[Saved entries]

────────

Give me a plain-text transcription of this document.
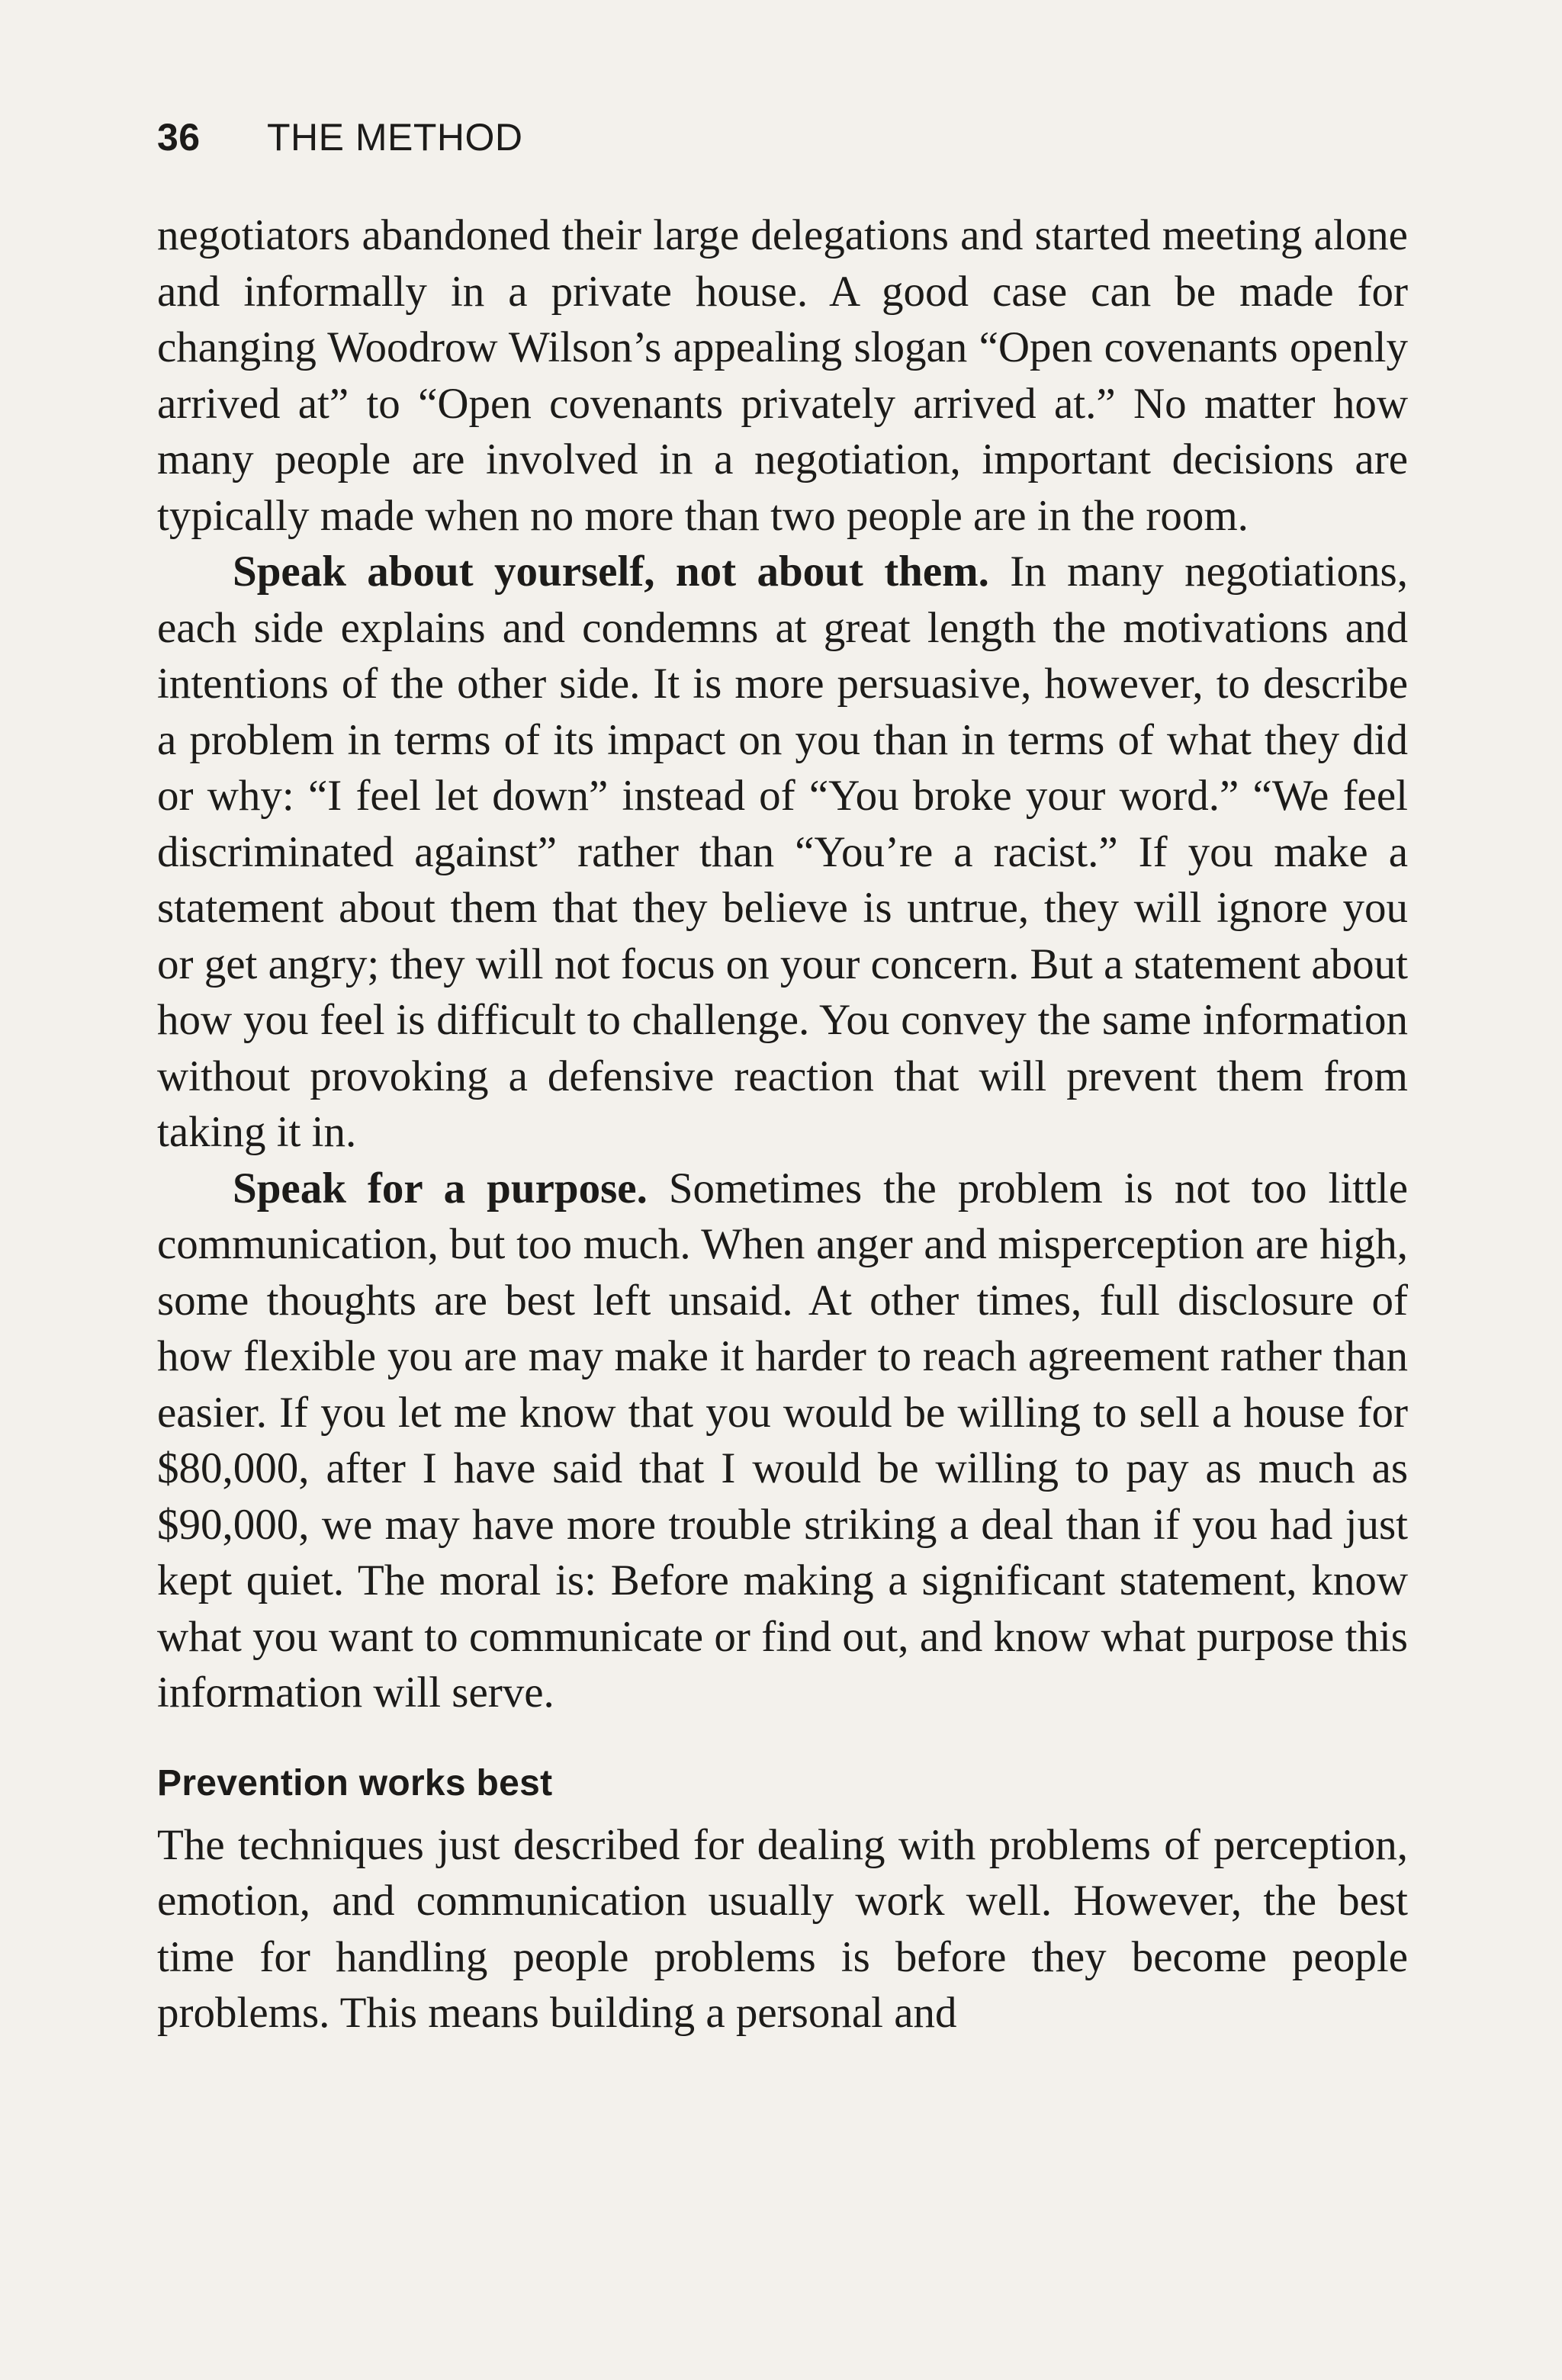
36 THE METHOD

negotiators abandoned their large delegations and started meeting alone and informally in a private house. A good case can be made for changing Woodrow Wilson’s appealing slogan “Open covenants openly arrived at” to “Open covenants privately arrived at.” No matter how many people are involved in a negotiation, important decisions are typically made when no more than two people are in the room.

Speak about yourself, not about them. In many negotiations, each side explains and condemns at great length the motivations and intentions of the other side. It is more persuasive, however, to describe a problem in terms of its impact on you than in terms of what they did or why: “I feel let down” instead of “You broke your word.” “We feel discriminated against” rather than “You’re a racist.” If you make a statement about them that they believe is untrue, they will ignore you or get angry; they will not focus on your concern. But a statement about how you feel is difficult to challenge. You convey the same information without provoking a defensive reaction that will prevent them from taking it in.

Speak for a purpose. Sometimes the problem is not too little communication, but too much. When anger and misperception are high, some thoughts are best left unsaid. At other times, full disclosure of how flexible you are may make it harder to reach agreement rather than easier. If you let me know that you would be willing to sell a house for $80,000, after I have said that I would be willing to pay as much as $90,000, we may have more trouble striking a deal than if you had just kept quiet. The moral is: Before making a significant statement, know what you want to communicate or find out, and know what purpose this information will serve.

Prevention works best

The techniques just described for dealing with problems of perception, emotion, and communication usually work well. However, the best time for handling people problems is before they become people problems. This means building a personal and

────────

▶ [What the exercise asks]: Each line containing the word "rather" counts once; report the total alone.

▶ [Response to the task]: 2